» **BRIEF**: Copy the records that follow exactly as written, but not their pictures.
[begin TASK DATA]
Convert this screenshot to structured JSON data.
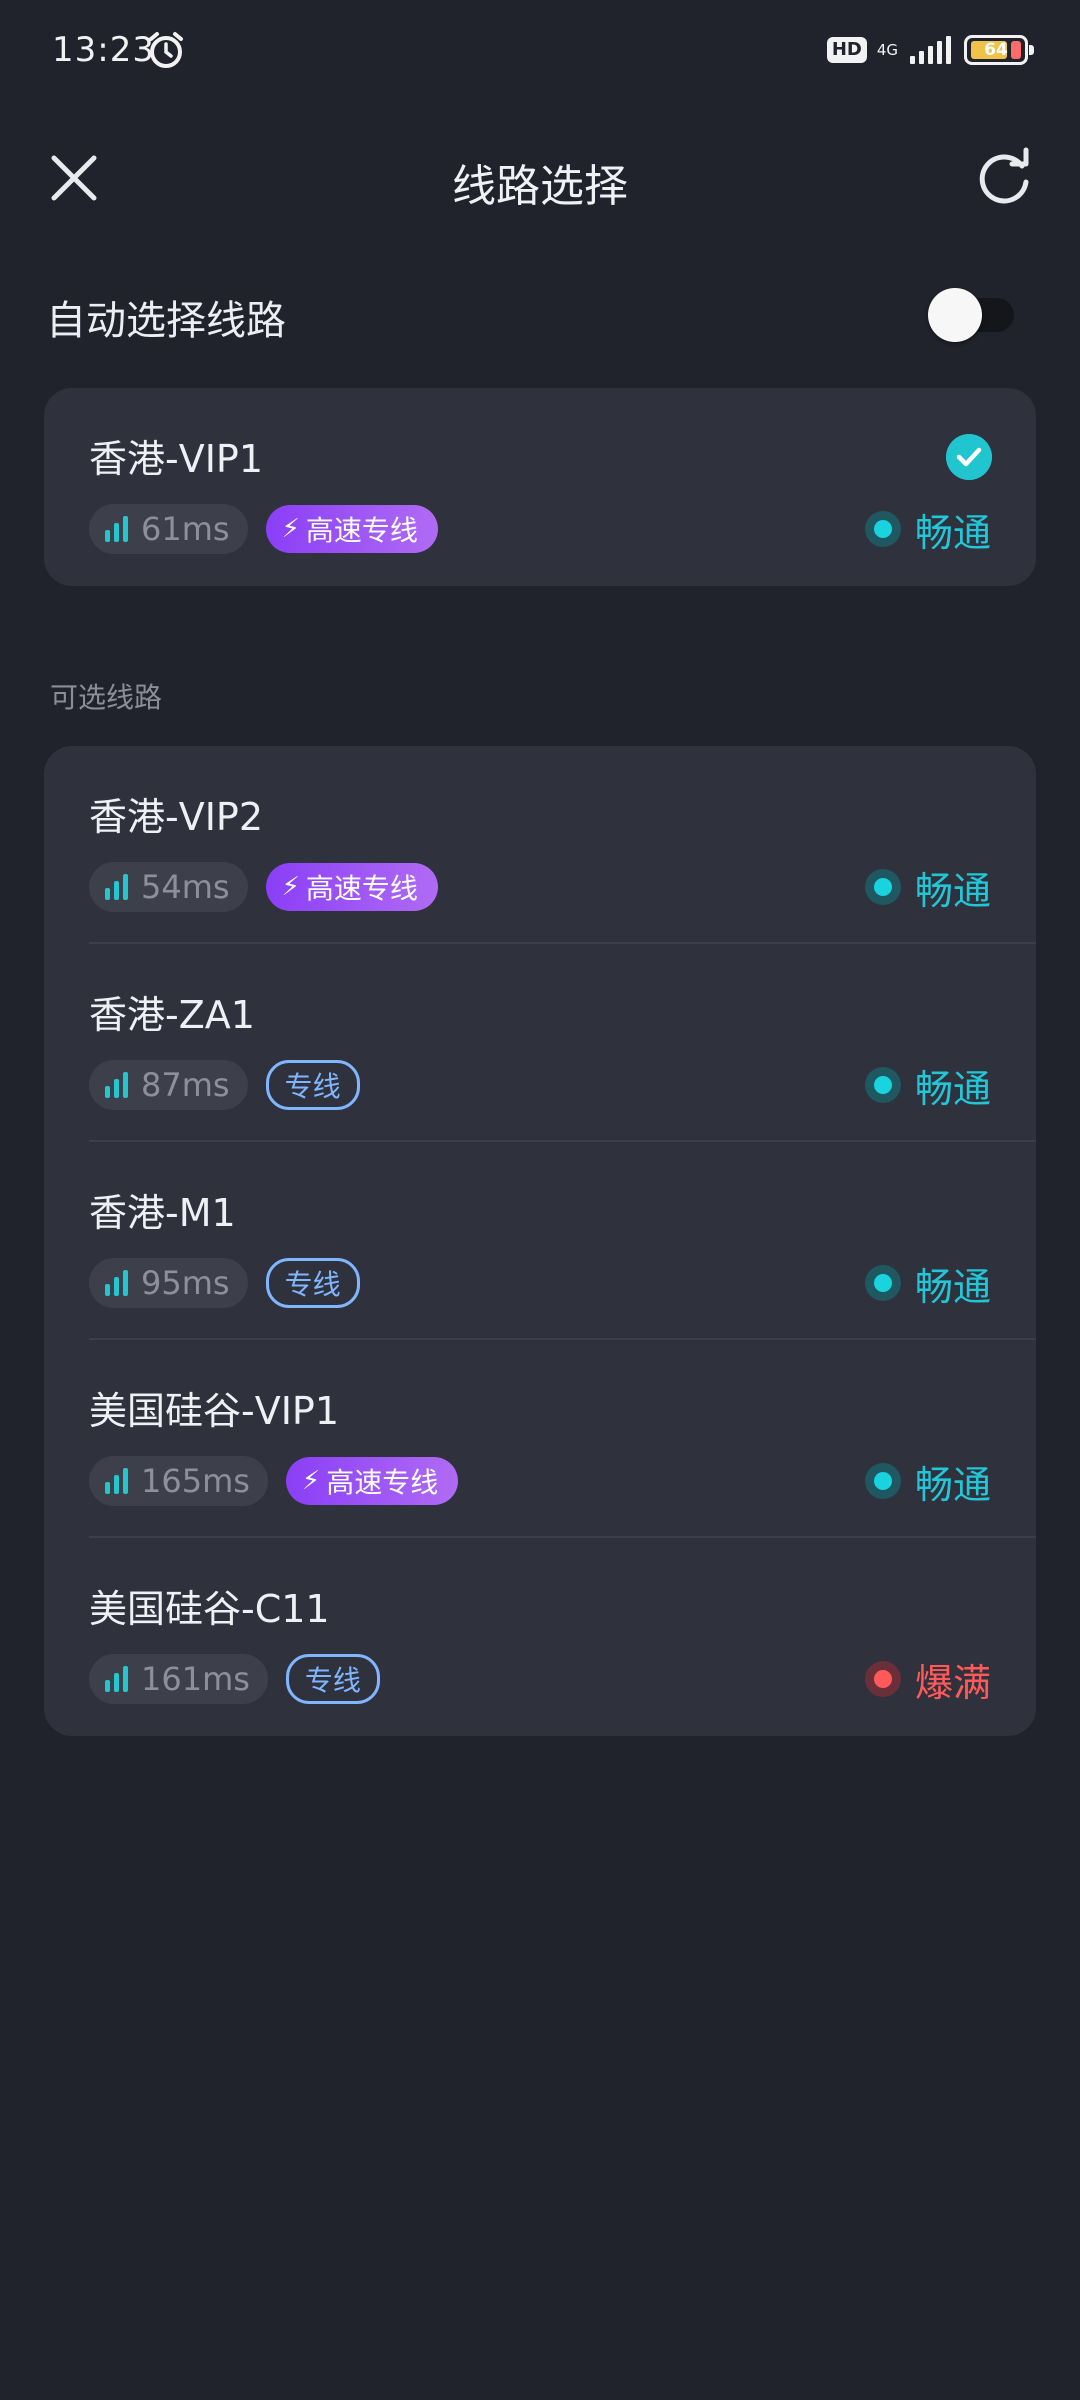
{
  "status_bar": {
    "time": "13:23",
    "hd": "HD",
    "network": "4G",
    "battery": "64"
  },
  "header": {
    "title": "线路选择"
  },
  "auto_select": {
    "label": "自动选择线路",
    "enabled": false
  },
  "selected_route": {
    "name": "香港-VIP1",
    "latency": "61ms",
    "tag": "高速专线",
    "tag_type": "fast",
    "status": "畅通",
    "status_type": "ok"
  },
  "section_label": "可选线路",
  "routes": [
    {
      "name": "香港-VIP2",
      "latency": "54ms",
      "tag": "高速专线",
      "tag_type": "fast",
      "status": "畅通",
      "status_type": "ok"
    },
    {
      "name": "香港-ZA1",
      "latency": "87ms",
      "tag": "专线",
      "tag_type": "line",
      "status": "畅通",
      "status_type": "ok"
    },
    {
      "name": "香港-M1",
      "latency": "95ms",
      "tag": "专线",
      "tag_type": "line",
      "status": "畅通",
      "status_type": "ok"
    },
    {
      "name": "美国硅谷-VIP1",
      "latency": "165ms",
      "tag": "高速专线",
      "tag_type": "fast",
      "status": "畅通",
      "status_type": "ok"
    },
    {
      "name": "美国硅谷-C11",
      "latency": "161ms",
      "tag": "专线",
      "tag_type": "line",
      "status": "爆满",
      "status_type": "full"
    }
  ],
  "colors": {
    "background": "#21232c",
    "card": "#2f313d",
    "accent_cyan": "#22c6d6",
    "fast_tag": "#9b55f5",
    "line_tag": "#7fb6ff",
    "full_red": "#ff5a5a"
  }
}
[end TASK DATA]
» **THE REPLY**:
Convert this screenshot to structured JSON data.
{
  "status_bar": {
    "time": "13:23",
    "hd": "HD",
    "network": "4G",
    "battery": "64"
  },
  "header": {
    "title": "线路选择"
  },
  "auto_select": {
    "label": "自动选择线路",
    "enabled": false
  },
  "selected_route": {
    "name": "香港-VIP1",
    "latency": "61ms",
    "tag": "高速专线",
    "tag_type": "fast",
    "status": "畅通",
    "status_type": "ok"
  },
  "section_label": "可选线路",
  "routes": [
    {
      "name": "香港-VIP2",
      "latency": "54ms",
      "tag": "高速专线",
      "tag_type": "fast",
      "status": "畅通",
      "status_type": "ok"
    },
    {
      "name": "香港-ZA1",
      "latency": "87ms",
      "tag": "专线",
      "tag_type": "line",
      "status": "畅通",
      "status_type": "ok"
    },
    {
      "name": "香港-M1",
      "latency": "95ms",
      "tag": "专线",
      "tag_type": "line",
      "status": "畅通",
      "status_type": "ok"
    },
    {
      "name": "美国硅谷-VIP1",
      "latency": "165ms",
      "tag": "高速专线",
      "tag_type": "fast",
      "status": "畅通",
      "status_type": "ok"
    },
    {
      "name": "美国硅谷-C11",
      "latency": "161ms",
      "tag": "专线",
      "tag_type": "line",
      "status": "爆满",
      "status_type": "full"
    }
  ],
  "colors": {
    "background": "#21232c",
    "card": "#2f313d",
    "accent_cyan": "#22c6d6",
    "fast_tag": "#9b55f5",
    "line_tag": "#7fb6ff",
    "full_red": "#ff5a5a"
  }
}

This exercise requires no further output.